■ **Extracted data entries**
· · · ·
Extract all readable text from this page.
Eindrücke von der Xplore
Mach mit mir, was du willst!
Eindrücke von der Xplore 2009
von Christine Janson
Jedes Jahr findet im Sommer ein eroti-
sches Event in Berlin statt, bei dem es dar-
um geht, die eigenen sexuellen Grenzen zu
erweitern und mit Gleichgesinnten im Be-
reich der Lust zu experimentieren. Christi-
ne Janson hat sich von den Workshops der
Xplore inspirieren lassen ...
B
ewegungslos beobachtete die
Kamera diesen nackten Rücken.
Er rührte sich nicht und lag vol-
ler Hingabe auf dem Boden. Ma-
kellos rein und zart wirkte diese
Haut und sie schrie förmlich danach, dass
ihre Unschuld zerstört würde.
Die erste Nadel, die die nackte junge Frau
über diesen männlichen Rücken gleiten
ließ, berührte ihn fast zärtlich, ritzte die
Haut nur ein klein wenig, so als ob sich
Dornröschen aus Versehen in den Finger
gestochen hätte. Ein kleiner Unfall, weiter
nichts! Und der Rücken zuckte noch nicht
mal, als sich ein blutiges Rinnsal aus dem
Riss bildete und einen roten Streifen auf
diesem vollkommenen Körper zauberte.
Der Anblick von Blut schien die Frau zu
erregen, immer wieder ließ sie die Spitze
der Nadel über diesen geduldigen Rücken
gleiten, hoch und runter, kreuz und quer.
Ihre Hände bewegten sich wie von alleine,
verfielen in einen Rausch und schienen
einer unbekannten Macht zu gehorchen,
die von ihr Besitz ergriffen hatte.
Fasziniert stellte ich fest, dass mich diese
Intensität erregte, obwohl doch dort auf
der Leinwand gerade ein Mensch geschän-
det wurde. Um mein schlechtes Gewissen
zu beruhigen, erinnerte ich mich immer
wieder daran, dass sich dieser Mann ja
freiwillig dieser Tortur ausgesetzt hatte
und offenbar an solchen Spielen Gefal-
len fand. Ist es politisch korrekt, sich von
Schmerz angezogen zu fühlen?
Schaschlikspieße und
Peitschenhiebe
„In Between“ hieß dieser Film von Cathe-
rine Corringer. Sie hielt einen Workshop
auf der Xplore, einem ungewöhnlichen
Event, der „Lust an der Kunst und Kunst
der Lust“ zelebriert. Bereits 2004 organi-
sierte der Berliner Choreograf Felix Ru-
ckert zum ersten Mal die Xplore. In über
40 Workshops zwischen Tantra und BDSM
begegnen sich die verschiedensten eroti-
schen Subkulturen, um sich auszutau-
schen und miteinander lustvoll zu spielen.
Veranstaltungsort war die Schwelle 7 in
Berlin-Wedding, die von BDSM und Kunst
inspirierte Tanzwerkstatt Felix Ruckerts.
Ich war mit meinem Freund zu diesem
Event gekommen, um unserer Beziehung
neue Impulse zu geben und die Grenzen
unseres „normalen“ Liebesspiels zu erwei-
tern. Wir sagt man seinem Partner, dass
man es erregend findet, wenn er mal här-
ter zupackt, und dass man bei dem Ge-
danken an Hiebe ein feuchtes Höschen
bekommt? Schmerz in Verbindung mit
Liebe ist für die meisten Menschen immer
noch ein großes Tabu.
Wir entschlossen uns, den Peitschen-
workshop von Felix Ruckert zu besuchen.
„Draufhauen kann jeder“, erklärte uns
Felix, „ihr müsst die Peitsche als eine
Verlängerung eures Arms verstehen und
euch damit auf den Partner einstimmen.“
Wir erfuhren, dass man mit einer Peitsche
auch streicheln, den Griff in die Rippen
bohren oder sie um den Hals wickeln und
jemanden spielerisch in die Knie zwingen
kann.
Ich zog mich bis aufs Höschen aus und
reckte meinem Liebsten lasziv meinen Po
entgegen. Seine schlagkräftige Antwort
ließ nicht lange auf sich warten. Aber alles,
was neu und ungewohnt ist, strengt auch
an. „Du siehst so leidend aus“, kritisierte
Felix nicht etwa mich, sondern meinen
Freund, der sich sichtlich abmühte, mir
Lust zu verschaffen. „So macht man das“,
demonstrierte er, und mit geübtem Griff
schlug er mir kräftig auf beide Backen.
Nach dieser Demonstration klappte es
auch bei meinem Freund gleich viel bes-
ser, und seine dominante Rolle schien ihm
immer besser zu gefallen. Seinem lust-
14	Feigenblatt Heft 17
· · · ·
■ **THE TASK**
Copy all lines from the material that contain "Xplore".

■ **WRITTEN RESPONSE**
Eindrücke von der Xplore
Eindrücke von der Xplore 2009
Xplore inspirieren lassen ...
auf der Xplore, einem ungewöhnlichen
ckert zum ersten Mal die Xplore. In über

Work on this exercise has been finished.